Start Excerpted records

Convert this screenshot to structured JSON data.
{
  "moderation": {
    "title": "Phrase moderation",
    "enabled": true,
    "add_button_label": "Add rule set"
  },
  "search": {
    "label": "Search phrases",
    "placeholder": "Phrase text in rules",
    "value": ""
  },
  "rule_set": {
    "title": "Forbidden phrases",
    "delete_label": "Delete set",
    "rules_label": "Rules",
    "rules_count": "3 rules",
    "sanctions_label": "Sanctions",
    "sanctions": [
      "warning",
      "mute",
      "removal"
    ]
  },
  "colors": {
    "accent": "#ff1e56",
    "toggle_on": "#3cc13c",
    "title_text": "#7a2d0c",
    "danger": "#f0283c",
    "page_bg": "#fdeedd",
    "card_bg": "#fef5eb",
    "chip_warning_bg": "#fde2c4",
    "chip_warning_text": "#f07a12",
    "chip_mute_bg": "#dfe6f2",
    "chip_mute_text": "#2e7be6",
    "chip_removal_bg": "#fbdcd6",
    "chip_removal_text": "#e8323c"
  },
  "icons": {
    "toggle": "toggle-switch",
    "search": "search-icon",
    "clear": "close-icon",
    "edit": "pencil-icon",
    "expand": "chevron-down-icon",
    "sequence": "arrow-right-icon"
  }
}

End Excerpted records

Goal of the exercise => Output each entry precisely as given.

Answer to the problem =>
Convert this screenshot to structured JSON data.
{
  "moderation": {
    "title": "Phrase moderation",
    "enabled": true,
    "add_button_label": "Add rule set"
  },
  "search": {
    "label": "Search phrases",
    "placeholder": "Phrase text in rules",
    "value": ""
  },
  "rule_set": {
    "title": "Forbidden phrases",
    "delete_label": "Delete set",
    "rules_label": "Rules",
    "rules_count": "3 rules",
    "sanctions_label": "Sanctions",
    "sanctions": [
      "warning",
      "mute",
      "removal"
    ]
  },
  "colors": {
    "accent": "#ff1e56",
    "toggle_on": "#3cc13c",
    "title_text": "#7a2d0c",
    "danger": "#f0283c",
    "page_bg": "#fdeedd",
    "card_bg": "#fef5eb",
    "chip_warning_bg": "#fde2c4",
    "chip_warning_text": "#f07a12",
    "chip_mute_bg": "#dfe6f2",
    "chip_mute_text": "#2e7be6",
    "chip_removal_bg": "#fbdcd6",
    "chip_removal_text": "#e8323c"
  },
  "icons": {
    "toggle": "toggle-switch",
    "search": "search-icon",
    "clear": "close-icon",
    "edit": "pencil-icon",
    "expand": "chevron-down-icon",
    "sequence": "arrow-right-icon"
  }
}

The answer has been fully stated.